[Entries from a dataset]
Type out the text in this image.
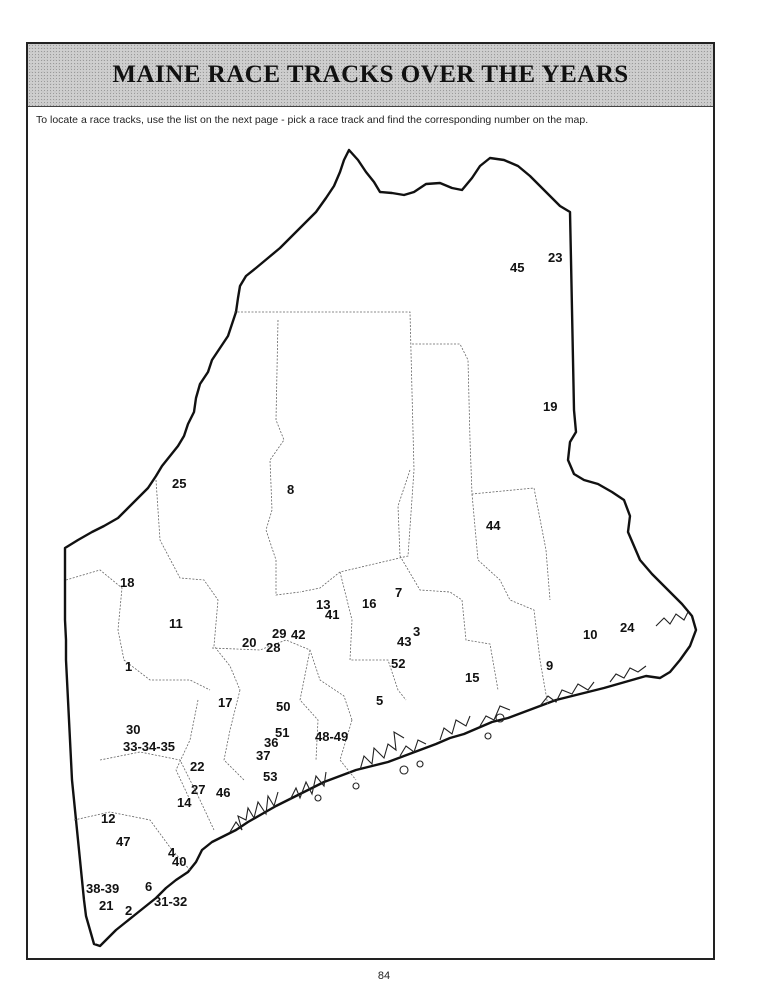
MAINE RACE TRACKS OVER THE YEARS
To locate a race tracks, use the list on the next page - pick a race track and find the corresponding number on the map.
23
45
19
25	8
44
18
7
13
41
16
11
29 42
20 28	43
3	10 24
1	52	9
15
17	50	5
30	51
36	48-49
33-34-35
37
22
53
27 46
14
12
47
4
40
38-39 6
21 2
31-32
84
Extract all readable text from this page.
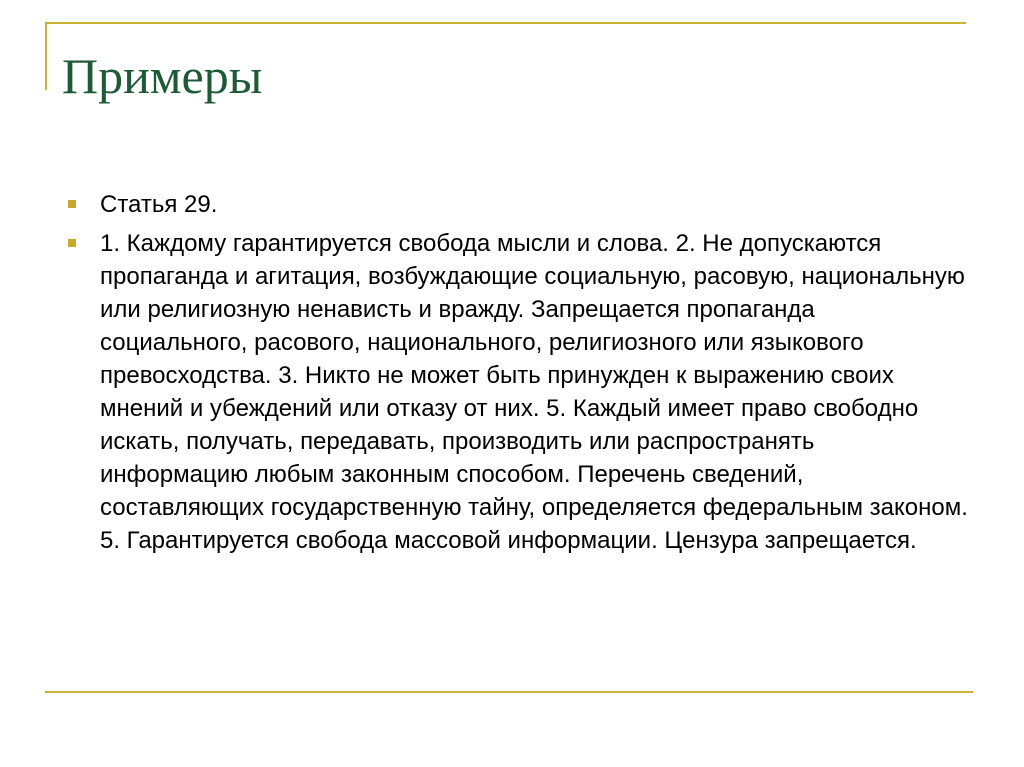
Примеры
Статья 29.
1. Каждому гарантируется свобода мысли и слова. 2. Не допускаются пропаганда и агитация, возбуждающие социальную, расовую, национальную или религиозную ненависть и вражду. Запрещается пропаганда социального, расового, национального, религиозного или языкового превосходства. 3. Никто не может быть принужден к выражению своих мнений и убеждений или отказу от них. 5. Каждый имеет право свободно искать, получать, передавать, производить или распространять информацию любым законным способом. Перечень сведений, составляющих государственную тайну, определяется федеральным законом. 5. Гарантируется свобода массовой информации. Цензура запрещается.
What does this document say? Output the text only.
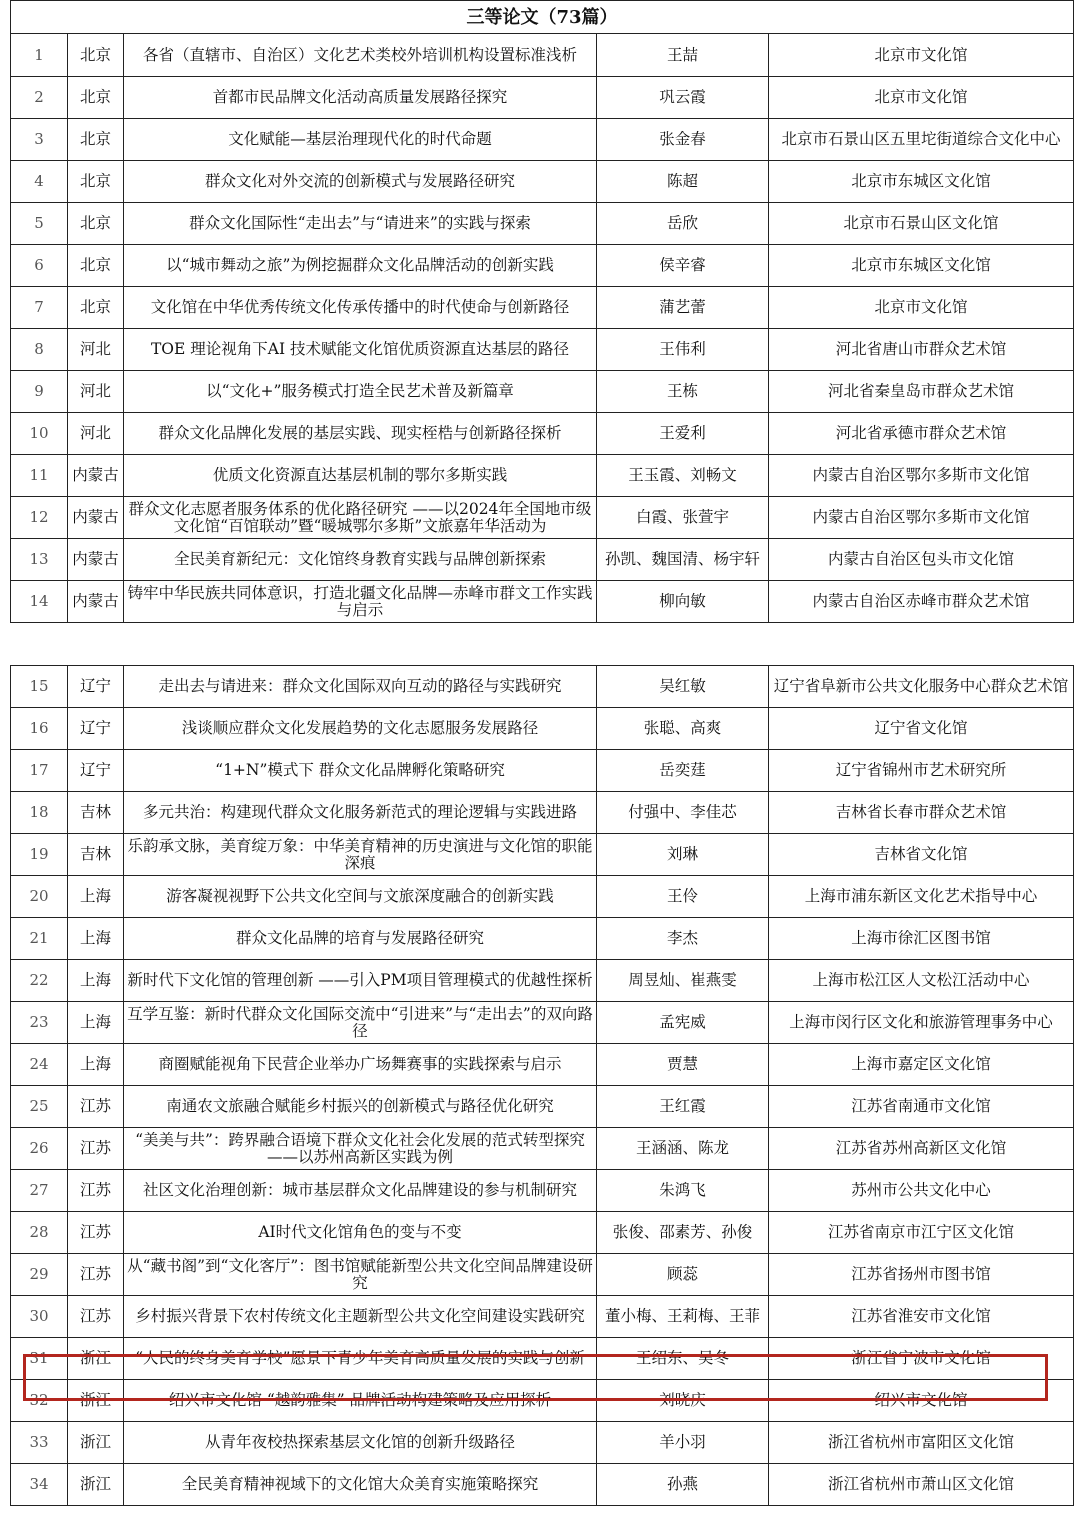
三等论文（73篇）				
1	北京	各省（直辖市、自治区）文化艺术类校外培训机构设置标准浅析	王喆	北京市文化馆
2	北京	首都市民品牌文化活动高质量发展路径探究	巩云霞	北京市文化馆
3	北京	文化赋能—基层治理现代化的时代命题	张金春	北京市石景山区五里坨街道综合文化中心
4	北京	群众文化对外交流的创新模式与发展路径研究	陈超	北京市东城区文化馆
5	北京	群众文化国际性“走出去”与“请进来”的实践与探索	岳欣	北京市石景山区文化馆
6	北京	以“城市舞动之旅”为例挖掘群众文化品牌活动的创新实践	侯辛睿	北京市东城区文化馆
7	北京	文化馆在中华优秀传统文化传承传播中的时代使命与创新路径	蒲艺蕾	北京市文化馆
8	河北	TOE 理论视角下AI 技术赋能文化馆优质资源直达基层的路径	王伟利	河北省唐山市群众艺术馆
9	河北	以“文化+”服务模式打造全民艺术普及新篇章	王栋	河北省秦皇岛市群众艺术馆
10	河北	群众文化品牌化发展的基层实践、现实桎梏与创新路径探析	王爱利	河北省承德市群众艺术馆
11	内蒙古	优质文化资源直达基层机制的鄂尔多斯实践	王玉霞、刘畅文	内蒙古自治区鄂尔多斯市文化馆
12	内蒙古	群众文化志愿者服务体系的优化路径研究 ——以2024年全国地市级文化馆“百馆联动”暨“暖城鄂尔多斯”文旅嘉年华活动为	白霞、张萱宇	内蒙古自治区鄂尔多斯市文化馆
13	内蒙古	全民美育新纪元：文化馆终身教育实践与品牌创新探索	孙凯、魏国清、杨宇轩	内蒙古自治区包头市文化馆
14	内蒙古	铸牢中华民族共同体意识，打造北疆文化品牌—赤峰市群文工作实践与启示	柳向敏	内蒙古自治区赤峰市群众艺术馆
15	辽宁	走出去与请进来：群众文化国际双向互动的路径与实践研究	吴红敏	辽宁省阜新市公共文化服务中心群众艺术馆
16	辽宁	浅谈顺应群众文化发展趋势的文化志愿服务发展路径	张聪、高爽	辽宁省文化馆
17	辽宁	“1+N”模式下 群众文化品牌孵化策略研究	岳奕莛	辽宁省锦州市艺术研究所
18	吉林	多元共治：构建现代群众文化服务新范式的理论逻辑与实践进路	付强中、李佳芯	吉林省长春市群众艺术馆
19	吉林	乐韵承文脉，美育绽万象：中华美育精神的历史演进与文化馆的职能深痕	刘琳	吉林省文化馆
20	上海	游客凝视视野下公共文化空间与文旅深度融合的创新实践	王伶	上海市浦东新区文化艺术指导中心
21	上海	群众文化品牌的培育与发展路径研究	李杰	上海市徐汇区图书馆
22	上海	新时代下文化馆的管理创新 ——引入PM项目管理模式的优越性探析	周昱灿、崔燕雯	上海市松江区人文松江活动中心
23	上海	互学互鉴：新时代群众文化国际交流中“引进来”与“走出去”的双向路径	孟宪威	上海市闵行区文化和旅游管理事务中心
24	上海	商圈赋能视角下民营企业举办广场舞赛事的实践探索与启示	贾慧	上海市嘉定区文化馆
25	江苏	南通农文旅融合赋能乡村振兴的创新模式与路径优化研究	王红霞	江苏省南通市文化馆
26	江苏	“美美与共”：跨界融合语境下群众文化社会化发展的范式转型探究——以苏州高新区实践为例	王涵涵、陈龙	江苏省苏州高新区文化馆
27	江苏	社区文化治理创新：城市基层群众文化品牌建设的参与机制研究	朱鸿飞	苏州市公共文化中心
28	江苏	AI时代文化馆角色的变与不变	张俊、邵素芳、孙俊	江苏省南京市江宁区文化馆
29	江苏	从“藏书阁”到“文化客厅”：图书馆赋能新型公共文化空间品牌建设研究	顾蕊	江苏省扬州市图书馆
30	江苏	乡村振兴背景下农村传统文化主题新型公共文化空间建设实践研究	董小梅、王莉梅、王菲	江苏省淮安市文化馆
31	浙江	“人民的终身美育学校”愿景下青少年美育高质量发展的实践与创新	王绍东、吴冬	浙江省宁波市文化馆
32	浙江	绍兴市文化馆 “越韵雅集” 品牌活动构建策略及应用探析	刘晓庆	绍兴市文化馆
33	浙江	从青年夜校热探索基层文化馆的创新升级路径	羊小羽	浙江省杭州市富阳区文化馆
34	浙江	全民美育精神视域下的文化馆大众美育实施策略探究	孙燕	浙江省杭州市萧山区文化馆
--
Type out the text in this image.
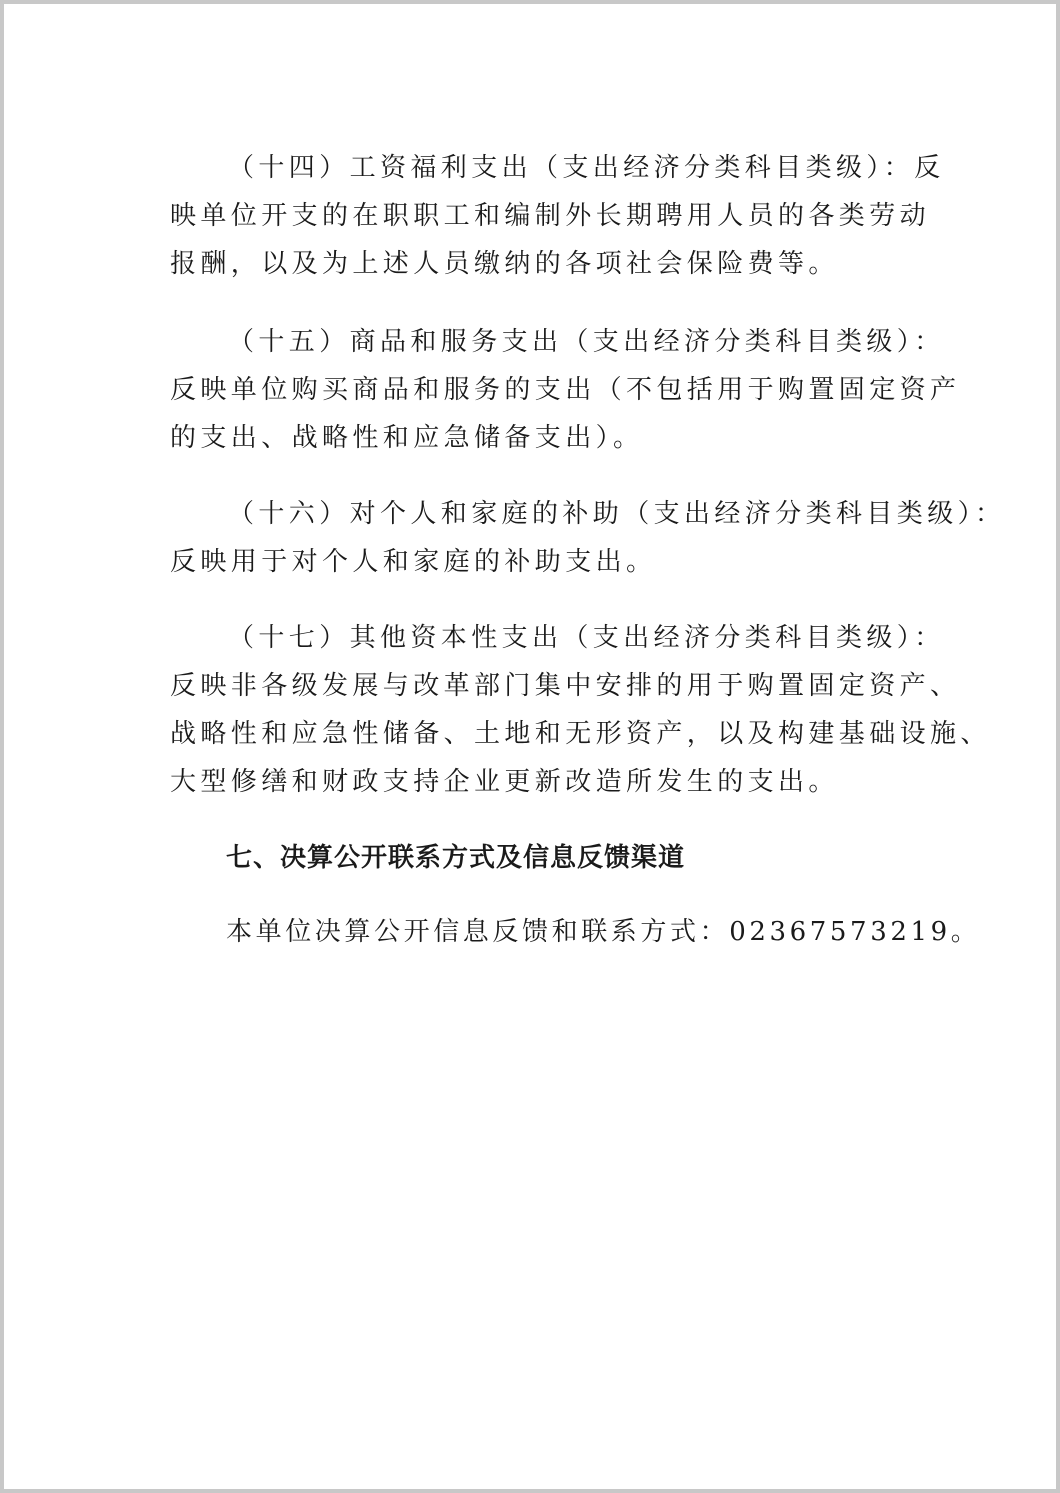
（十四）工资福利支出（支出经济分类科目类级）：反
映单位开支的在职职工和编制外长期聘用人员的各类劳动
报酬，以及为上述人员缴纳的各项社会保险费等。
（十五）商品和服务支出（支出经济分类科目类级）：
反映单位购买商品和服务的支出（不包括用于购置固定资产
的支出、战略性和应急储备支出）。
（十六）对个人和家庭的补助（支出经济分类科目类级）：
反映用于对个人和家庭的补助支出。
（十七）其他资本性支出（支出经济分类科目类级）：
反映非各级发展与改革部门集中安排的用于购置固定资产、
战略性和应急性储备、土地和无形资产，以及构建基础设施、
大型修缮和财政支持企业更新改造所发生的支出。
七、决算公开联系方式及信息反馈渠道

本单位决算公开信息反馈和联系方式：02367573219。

# Set exercise:
Read the data above and count the lines that include "this". Answer only with the count.

# Response to the task:
4